WHAT IS BEING ASKED.
Gather up all lines that carry the word "主要通过虚拟化的方式".

Records excerpted from a collection

* Begin *

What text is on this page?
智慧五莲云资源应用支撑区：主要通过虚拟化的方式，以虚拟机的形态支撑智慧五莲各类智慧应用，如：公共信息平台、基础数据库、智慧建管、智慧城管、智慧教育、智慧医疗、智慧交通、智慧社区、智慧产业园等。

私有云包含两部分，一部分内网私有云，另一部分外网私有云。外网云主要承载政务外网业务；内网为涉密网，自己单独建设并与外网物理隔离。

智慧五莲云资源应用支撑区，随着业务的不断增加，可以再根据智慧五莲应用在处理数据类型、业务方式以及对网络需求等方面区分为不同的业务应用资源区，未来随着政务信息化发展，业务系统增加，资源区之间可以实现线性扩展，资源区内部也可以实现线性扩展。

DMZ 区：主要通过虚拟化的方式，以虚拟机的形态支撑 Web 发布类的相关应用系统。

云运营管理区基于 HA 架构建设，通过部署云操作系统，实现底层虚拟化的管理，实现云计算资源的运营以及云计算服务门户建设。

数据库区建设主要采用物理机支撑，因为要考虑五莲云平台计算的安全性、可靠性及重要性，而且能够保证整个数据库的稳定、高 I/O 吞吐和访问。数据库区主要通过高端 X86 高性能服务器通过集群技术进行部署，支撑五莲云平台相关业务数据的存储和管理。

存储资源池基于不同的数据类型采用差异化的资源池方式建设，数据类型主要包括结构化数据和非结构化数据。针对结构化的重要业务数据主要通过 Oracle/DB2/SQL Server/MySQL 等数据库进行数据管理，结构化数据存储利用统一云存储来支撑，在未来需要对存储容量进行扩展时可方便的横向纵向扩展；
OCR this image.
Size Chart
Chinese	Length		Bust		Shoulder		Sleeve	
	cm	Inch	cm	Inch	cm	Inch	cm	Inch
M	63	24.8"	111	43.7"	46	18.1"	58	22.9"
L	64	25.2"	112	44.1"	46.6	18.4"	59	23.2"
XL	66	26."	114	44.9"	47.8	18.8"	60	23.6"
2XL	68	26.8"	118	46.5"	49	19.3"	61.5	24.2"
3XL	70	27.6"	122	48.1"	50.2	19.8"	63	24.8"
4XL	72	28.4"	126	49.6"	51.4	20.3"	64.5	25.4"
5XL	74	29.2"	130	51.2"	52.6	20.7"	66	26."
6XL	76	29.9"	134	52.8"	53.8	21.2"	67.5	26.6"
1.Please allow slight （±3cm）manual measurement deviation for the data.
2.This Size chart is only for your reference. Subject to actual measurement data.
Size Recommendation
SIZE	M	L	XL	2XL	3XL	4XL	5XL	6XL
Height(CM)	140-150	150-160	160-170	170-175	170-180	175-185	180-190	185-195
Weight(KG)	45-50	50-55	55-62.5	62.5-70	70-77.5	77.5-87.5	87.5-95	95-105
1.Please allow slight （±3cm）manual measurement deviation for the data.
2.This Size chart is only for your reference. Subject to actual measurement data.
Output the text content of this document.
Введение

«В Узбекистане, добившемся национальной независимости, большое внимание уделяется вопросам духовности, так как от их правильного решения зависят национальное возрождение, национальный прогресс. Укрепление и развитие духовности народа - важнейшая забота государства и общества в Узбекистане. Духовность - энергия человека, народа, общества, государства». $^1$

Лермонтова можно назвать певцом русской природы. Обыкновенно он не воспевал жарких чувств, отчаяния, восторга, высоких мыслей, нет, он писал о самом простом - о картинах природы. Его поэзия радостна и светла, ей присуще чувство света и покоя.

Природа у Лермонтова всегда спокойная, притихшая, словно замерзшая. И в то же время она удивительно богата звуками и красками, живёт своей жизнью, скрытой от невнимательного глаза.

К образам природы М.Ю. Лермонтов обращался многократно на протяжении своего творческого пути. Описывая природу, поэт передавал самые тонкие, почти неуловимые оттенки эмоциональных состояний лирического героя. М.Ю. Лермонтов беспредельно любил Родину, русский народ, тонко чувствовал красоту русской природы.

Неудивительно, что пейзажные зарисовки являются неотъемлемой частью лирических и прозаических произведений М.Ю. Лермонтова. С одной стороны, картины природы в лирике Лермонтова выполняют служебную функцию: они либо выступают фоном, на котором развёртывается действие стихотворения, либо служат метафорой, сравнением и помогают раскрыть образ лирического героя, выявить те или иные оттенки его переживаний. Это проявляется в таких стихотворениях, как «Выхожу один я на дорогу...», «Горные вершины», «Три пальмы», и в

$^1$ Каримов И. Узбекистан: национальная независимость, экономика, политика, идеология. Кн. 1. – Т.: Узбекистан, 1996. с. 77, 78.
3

* End *

ANSWER TO THIS EXERCISE.
智慧五莲云资源应用支撑区：主要通过虚拟化的方式，以虚拟机的形态支撑智慧五莲各类智慧应用，如：公共信息平台、基础数据库、智慧建管、智慧城管、智慧教育、智慧医疗、智慧交通、智慧社区、智慧产业园等。
DMZ 区：主要通过虚拟化的方式，以虚拟机的形态支撑 Web 发布类的相关应用系统。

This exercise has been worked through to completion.